:: EXERCISE REQUIREMENTS ::
Transcribe every line exactly. Leave the pictures behind.

[start PROVIDED ENTRIES]

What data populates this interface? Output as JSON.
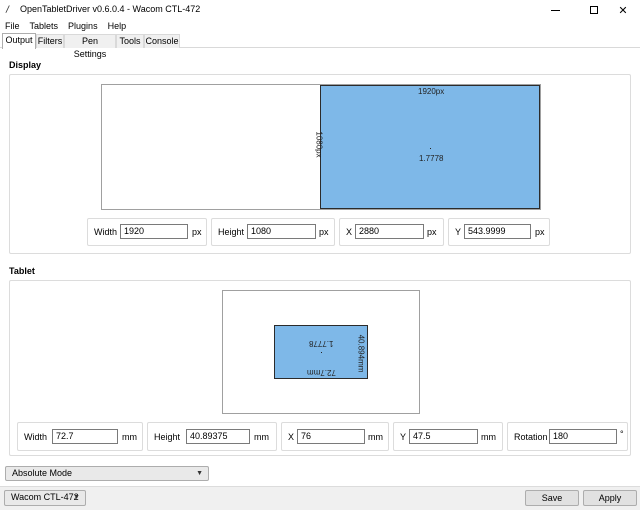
{
  "window": {
    "title": "OpenTabletDriver v0.6.0.4 - Wacom CTL-472"
  },
  "menu": [
    "File",
    "Tablets",
    "Plugins",
    "Help"
  ],
  "tabs": [
    "Output",
    "Filters",
    "Pen Settings",
    "Tools",
    "Console"
  ],
  "display": {
    "section_title": "Display",
    "area_width_label": "1920px",
    "area_height_label": "1080px",
    "aspect_label": "1.7778",
    "fields": {
      "width": {
        "label": "Width",
        "value": "1920",
        "unit": "px"
      },
      "height": {
        "label": "Height",
        "value": "1080",
        "unit": "px"
      },
      "x": {
        "label": "X",
        "value": "2880",
        "unit": "px"
      },
      "y": {
        "label": "Y",
        "value": "543.9999",
        "unit": "px"
      }
    }
  },
  "tablet": {
    "section_title": "Tablet",
    "area_width_label": "72.7mm",
    "area_height_label": "40.894mm",
    "aspect_label": "1.7778",
    "fields": {
      "width": {
        "label": "Width",
        "value": "72.7",
        "unit": "mm"
      },
      "height": {
        "label": "Height",
        "value": "40.89375",
        "unit": "mm"
      },
      "x": {
        "label": "X",
        "value": "76",
        "unit": "mm"
      },
      "y": {
        "label": "Y",
        "value": "47.5",
        "unit": "mm"
      },
      "rotation": {
        "label": "Rotation",
        "value": "180",
        "unit": "°"
      }
    }
  },
  "mode": {
    "selected": "Absolute Mode"
  },
  "footer": {
    "tablet_selected": "Wacom CTL-472",
    "save_label": "Save",
    "apply_label": "Apply"
  },
  "colors": {
    "area_fill": "#7eb8e8",
    "area_border": "#2b2b2b"
  }
}
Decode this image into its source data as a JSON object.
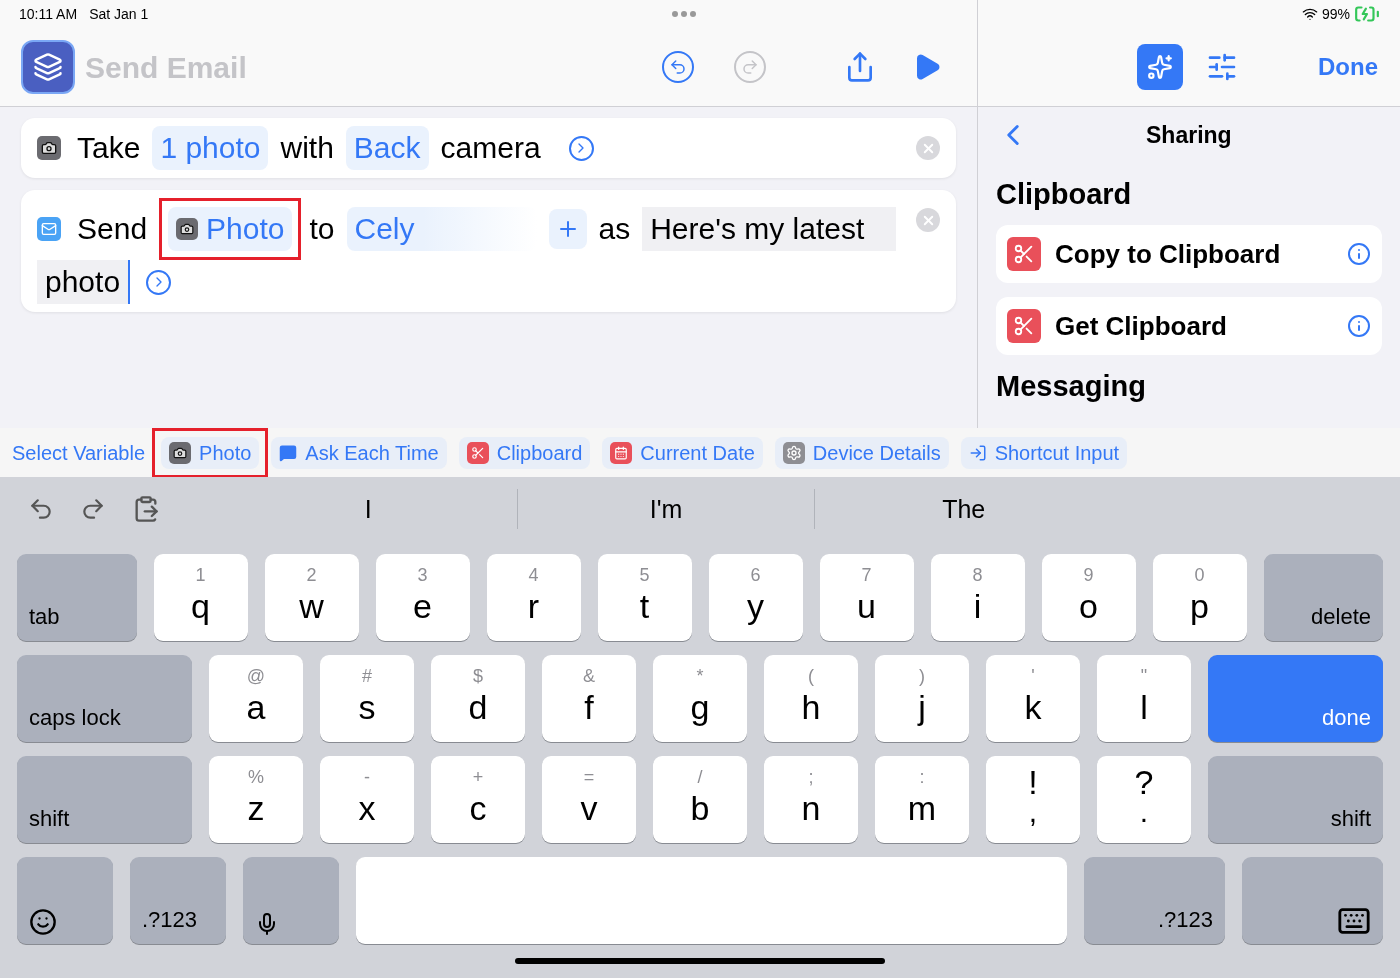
{
  "status_bar": {
    "time": "10:11 AM",
    "date": "Sat Jan 1",
    "battery": "99%"
  },
  "editor": {
    "title": "Send Email",
    "undo": {
      "disabled": false
    },
    "redo": {
      "disabled": true
    }
  },
  "actions": [
    {
      "kind": "camera",
      "parts": [
        {
          "kind": "text",
          "text": "Take"
        },
        {
          "kind": "token",
          "text": "1 photo"
        },
        {
          "kind": "text",
          "text": "with"
        },
        {
          "kind": "token",
          "text": "Back"
        },
        {
          "kind": "text",
          "text": "camera"
        }
      ]
    },
    {
      "kind": "mail",
      "parts": [
        {
          "kind": "text",
          "text": "Send"
        },
        {
          "kind": "variable",
          "text": "Photo",
          "highlighted": true
        },
        {
          "kind": "text",
          "text": "to"
        },
        {
          "kind": "recipient",
          "text": "Cely"
        },
        {
          "kind": "add"
        },
        {
          "kind": "text",
          "text": "as"
        },
        {
          "kind": "field",
          "lines": [
            "Here's my latest",
            "photo"
          ]
        }
      ]
    }
  ],
  "variable_bar": {
    "label": "Select Variable",
    "chips": [
      {
        "kind": "camera",
        "label": "Photo",
        "highlighted": true
      },
      {
        "kind": "message",
        "label": "Ask Each Time",
        "highlighted": false
      },
      {
        "kind": "clipboard",
        "label": "Clipboard",
        "highlighted": false
      },
      {
        "kind": "date",
        "label": "Current Date",
        "highlighted": false
      },
      {
        "kind": "device",
        "label": "Device Details",
        "highlighted": false
      },
      {
        "kind": "input",
        "label": "Shortcut Input",
        "highlighted": false
      }
    ]
  },
  "sidebar": {
    "tabs": [
      {
        "kind": "gallery",
        "selected": true
      },
      {
        "kind": "settings",
        "selected": false
      }
    ],
    "done": "Done",
    "title": "Sharing",
    "sections": [
      {
        "title": "Clipboard",
        "items": [
          "Copy to Clipboard",
          "Get Clipboard"
        ]
      },
      {
        "title": "Messaging"
      }
    ]
  },
  "suggestions": [
    "I",
    "I'm",
    "The"
  ],
  "keyboard": [
    [
      {
        "kind": "function",
        "label": "tab"
      },
      {
        "kind": "letter",
        "hint": "1",
        "label": "q"
      },
      {
        "kind": "letter",
        "hint": "2",
        "label": "w"
      },
      {
        "kind": "letter",
        "hint": "3",
        "label": "e"
      },
      {
        "kind": "letter",
        "hint": "4",
        "label": "r"
      },
      {
        "kind": "letter",
        "hint": "5",
        "label": "t"
      },
      {
        "kind": "letter",
        "hint": "6",
        "label": "y"
      },
      {
        "kind": "letter",
        "hint": "7",
        "label": "u"
      },
      {
        "kind": "letter",
        "hint": "8",
        "label": "i"
      },
      {
        "kind": "letter",
        "hint": "9",
        "label": "o"
      },
      {
        "kind": "letter",
        "hint": "0",
        "label": "p"
      },
      {
        "kind": "function",
        "label": "delete"
      }
    ],
    [
      {
        "kind": "function",
        "label": "caps lock"
      },
      {
        "kind": "letter",
        "hint": "@",
        "label": "a"
      },
      {
        "kind": "letter",
        "hint": "#",
        "label": "s"
      },
      {
        "kind": "letter",
        "hint": "$",
        "label": "d"
      },
      {
        "kind": "letter",
        "hint": "&",
        "label": "f"
      },
      {
        "kind": "letter",
        "hint": "*",
        "label": "g"
      },
      {
        "kind": "letter",
        "hint": "(",
        "label": "h"
      },
      {
        "kind": "letter",
        "hint": ")",
        "label": "j"
      },
      {
        "kind": "letter",
        "hint": "'",
        "label": "k"
      },
      {
        "kind": "letter",
        "hint": "\"",
        "label": "l"
      },
      {
        "kind": "action",
        "label": "done"
      }
    ],
    [
      {
        "kind": "function",
        "label": "shift"
      },
      {
        "kind": "letter",
        "hint": "%",
        "label": "z"
      },
      {
        "kind": "letter",
        "hint": "-",
        "label": "x"
      },
      {
        "kind": "letter",
        "hint": "+",
        "label": "c"
      },
      {
        "kind": "letter",
        "hint": "=",
        "label": "v"
      },
      {
        "kind": "letter",
        "hint": "/",
        "label": "b"
      },
      {
        "kind": "letter",
        "hint": ";",
        "label": "n"
      },
      {
        "kind": "letter",
        "hint": ":",
        "label": "m"
      },
      {
        "kind": "punct",
        "label": "!",
        "hint": ","
      },
      {
        "kind": "punct",
        "label": "?",
        "hint": "."
      },
      {
        "kind": "function",
        "label": "shift"
      }
    ],
    [
      {
        "kind": "emoji"
      },
      {
        "kind": "function",
        "label": ".?123"
      },
      {
        "kind": "dictation"
      },
      {
        "kind": "space"
      },
      {
        "kind": "function",
        "label": ".?123"
      },
      {
        "kind": "hide"
      }
    ]
  ]
}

[end PROVIDED ENTRIES]

:: RESULT OF THE EXERCISE ::
What data populates this interface? Output as JSON.
{
  "window": {
    "title": "OpenTabletDriver v0.6.0.4 - Wacom CTL-472"
  },
  "menu": [
    "File",
    "Tablets",
    "Plugins",
    "Help"
  ],
  "tabs": [
    "Output",
    "Filters",
    "Pen Settings",
    "Tools",
    "Console"
  ],
  "display": {
    "section_title": "Display",
    "area_width_label": "1920px",
    "area_height_label": "1080px",
    "aspect_label": "1.7778",
    "fields": {
      "width": {
        "label": "Width",
        "value": "1920",
        "unit": "px"
      },
      "height": {
        "label": "Height",
        "value": "1080",
        "unit": "px"
      },
      "x": {
        "label": "X",
        "value": "2880",
        "unit": "px"
      },
      "y": {
        "label": "Y",
        "value": "543.9999",
        "unit": "px"
      }
    }
  },
  "tablet": {
    "section_title": "Tablet",
    "area_width_label": "72.7mm",
    "area_height_label": "40.894mm",
    "aspect_label": "1.7778",
    "fields": {
      "width": {
        "label": "Width",
        "value": "72.7",
        "unit": "mm"
      },
      "height": {
        "label": "Height",
        "value": "40.89375",
        "unit": "mm"
      },
      "x": {
        "label": "X",
        "value": "76",
        "unit": "mm"
      },
      "y": {
        "label": "Y",
        "value": "47.5",
        "unit": "mm"
      },
      "rotation": {
        "label": "Rotation",
        "value": "180",
        "unit": "°"
      }
    }
  },
  "mode": {
    "selected": "Absolute Mode"
  },
  "footer": {
    "tablet_selected": "Wacom CTL-472",
    "save_label": "Save",
    "apply_label": "Apply"
  },
  "colors": {
    "area_fill": "#7eb8e8",
    "area_border": "#2b2b2b"
  }
}
Decode this image into its source data as a JSON object.
{
  "status_bar": {
    "time": "10:11 AM",
    "date": "Sat Jan 1",
    "battery": "99%"
  },
  "editor": {
    "title": "Send Email",
    "undo": {
      "disabled": false
    },
    "redo": {
      "disabled": true
    }
  },
  "actions": [
    {
      "kind": "camera",
      "parts": [
        {
          "kind": "text",
          "text": "Take"
        },
        {
          "kind": "token",
          "text": "1 photo"
        },
        {
          "kind": "text",
          "text": "with"
        },
        {
          "kind": "token",
          "text": "Back"
        },
        {
          "kind": "text",
          "text": "camera"
        }
      ]
    },
    {
      "kind": "mail",
      "parts": [
        {
          "kind": "text",
          "text": "Send"
        },
        {
          "kind": "variable",
          "text": "Photo",
          "highlighted": true
        },
        {
          "kind": "text",
          "text": "to"
        },
        {
          "kind": "recipient",
          "text": "Cely"
        },
        {
          "kind": "add"
        },
        {
          "kind": "text",
          "text": "as"
        },
        {
          "kind": "field",
          "lines": [
            "Here's my latest",
            "photo"
          ]
        }
      ]
    }
  ],
  "variable_bar": {
    "label": "Select Variable",
    "chips": [
      {
        "kind": "camera",
        "label": "Photo",
        "highlighted": true
      },
      {
        "kind": "message",
        "label": "Ask Each Time",
        "highlighted": false
      },
      {
        "kind": "clipboard",
        "label": "Clipboard",
        "highlighted": false
      },
      {
        "kind": "date",
        "label": "Current Date",
        "highlighted": false
      },
      {
        "kind": "device",
        "label": "Device Details",
        "highlighted": false
      },
      {
        "kind": "input",
        "label": "Shortcut Input",
        "highlighted": false
      }
    ]
  },
  "sidebar": {
    "tabs": [
      {
        "kind": "gallery",
        "selected": true
      },
      {
        "kind": "settings",
        "selected": false
      }
    ],
    "done": "Done",
    "title": "Sharing",
    "sections": [
      {
        "title": "Clipboard",
        "items": [
          "Copy to Clipboard",
          "Get Clipboard"
        ]
      },
      {
        "title": "Messaging"
      }
    ]
  },
  "suggestions": [
    "I",
    "I'm",
    "The"
  ],
  "keyboard": [
    [
      {
        "kind": "function",
        "label": "tab"
      },
      {
        "kind": "letter",
        "hint": "1",
        "label": "q"
      },
      {
        "kind": "letter",
        "hint": "2",
        "label": "w"
      },
      {
        "kind": "letter",
        "hint": "3",
        "label": "e"
      },
      {
        "kind": "letter",
        "hint": "4",
        "label": "r"
      },
      {
        "kind": "letter",
        "hint": "5",
        "label": "t"
      },
      {
        "kind": "letter",
        "hint": "6",
        "label": "y"
      },
      {
        "kind": "letter",
        "hint": "7",
        "label": "u"
      },
      {
        "kind": "letter",
        "hint": "8",
        "label": "i"
      },
      {
        "kind": "letter",
        "hint": "9",
        "label": "o"
      },
      {
        "kind": "letter",
        "hint": "0",
        "label": "p"
      },
      {
        "kind": "function",
        "label": "delete"
      }
    ],
    [
      {
        "kind": "function",
        "label": "caps lock"
      },
      {
        "kind": "letter",
        "hint": "@",
        "label": "a"
      },
      {
        "kind": "letter",
        "hint": "#",
        "label": "s"
      },
      {
        "kind": "letter",
        "hint": "$",
        "label": "d"
      },
      {
        "kind": "letter",
        "hint": "&",
        "label": "f"
      },
      {
        "kind": "letter",
        "hint": "*",
        "label": "g"
      },
      {
        "kind": "letter",
        "hint": "(",
        "label": "h"
      },
      {
        "kind": "letter",
        "hint": ")",
        "label": "j"
      },
      {
        "kind": "letter",
        "hint": "'",
        "label": "k"
      },
      {
        "kind": "letter",
        "hint": "\"",
        "label": "l"
      },
      {
        "kind": "action",
        "label": "done"
      }
    ],
    [
      {
        "kind": "function",
        "label": "shift"
      },
      {
        "kind": "letter",
        "hint": "%",
        "label": "z"
      },
      {
        "kind": "letter",
        "hint": "-",
        "label": "x"
      },
      {
        "kind": "letter",
        "hint": "+",
        "label": "c"
      },
      {
        "kind": "letter",
        "hint": "=",
        "label": "v"
      },
      {
        "kind": "letter",
        "hint": "/",
        "label": "b"
      },
      {
        "kind": "letter",
        "hint": ";",
        "label": "n"
      },
      {
        "kind": "letter",
        "hint": ":",
        "label": "m"
      },
      {
        "kind": "punct",
        "label": "!",
        "hint": ","
      },
      {
        "kind": "punct",
        "label": "?",
        "hint": "."
      },
      {
        "kind": "function",
        "label": "shift"
      }
    ],
    [
      {
        "kind": "emoji"
      },
      {
        "kind": "function",
        "label": ".?123"
      },
      {
        "kind": "dictation"
      },
      {
        "kind": "space"
      },
      {
        "kind": "function",
        "label": ".?123"
      },
      {
        "kind": "hide"
      }
    ]
  ]
}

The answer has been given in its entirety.